== Provided information ==
## begin
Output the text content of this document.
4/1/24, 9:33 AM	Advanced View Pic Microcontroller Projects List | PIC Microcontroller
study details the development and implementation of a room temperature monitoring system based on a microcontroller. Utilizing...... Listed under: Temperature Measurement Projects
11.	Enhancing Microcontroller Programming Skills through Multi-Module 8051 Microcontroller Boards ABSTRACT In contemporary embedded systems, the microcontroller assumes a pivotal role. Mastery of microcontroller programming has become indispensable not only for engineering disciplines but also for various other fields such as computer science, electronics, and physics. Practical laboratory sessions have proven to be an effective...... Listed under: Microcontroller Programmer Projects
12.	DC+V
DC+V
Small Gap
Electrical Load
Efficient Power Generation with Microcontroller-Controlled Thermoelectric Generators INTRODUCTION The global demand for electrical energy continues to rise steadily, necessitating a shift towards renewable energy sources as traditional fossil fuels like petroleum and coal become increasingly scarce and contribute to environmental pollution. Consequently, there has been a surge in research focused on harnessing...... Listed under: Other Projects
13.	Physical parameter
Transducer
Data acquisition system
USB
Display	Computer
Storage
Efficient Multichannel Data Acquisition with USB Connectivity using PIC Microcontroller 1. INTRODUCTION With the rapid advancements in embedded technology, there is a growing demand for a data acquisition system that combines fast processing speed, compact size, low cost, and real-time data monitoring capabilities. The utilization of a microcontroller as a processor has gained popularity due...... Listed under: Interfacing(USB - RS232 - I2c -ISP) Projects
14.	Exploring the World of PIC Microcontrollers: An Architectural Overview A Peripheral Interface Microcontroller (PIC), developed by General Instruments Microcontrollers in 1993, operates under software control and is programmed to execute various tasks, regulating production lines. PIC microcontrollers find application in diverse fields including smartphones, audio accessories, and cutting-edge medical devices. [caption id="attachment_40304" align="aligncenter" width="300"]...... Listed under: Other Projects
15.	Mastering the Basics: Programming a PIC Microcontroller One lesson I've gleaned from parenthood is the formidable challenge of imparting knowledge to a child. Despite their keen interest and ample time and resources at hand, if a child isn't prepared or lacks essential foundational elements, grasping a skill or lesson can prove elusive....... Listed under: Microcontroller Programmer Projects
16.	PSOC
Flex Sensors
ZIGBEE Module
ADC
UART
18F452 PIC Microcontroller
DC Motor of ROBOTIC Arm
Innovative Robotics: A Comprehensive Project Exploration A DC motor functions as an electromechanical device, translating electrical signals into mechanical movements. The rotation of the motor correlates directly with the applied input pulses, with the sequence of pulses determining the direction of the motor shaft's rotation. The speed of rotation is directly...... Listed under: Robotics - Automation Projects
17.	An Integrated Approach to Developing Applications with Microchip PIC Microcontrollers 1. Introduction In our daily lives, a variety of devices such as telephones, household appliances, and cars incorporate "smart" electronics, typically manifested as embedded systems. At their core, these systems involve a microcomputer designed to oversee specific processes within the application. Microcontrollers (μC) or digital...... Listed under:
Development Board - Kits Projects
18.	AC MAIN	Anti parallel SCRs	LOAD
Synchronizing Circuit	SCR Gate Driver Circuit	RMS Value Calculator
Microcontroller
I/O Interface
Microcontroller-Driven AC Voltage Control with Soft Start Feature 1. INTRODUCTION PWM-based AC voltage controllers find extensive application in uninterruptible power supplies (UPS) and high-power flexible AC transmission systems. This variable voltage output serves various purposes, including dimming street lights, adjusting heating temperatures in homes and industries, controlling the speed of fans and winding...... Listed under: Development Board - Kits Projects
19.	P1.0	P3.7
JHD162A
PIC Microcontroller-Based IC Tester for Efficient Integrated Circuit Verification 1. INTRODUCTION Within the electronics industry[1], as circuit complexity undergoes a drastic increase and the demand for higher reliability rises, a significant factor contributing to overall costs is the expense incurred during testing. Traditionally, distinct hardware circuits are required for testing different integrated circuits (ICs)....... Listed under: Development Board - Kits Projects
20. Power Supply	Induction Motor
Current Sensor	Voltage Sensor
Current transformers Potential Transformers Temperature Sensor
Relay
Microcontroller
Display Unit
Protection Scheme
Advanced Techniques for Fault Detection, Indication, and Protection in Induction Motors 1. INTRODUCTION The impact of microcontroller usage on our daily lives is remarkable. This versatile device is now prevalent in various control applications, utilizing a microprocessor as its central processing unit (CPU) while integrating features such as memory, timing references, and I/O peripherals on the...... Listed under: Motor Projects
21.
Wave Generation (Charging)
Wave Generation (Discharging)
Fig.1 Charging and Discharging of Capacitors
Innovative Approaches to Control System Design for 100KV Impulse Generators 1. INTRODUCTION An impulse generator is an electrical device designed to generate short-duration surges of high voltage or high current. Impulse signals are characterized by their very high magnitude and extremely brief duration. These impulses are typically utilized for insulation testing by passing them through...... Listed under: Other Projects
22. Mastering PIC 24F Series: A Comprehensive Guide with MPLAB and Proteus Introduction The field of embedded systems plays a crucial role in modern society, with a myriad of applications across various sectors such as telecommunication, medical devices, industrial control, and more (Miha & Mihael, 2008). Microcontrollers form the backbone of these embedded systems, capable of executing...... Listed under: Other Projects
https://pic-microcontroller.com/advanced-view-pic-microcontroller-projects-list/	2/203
## end
== Exercise prompt ==
Copy every line in the entries above that has the string "Generation" in it.

== Solved exercise ==
Efficient Power Generation with Microcontroller-Controlled Thermoelectric Generators INTRODUCTION The global demand for electrical energy continues to rise steadily, necessitating a shift towards renewable energy sources as traditional fossil fuels like petroleum and coal become increasingly scarce and contribute to environmental pollution. Consequently, there has been a surge in research focused on harnessing...... Listed under: Other Projects
Wave Generation (Charging)
Wave Generation (Discharging)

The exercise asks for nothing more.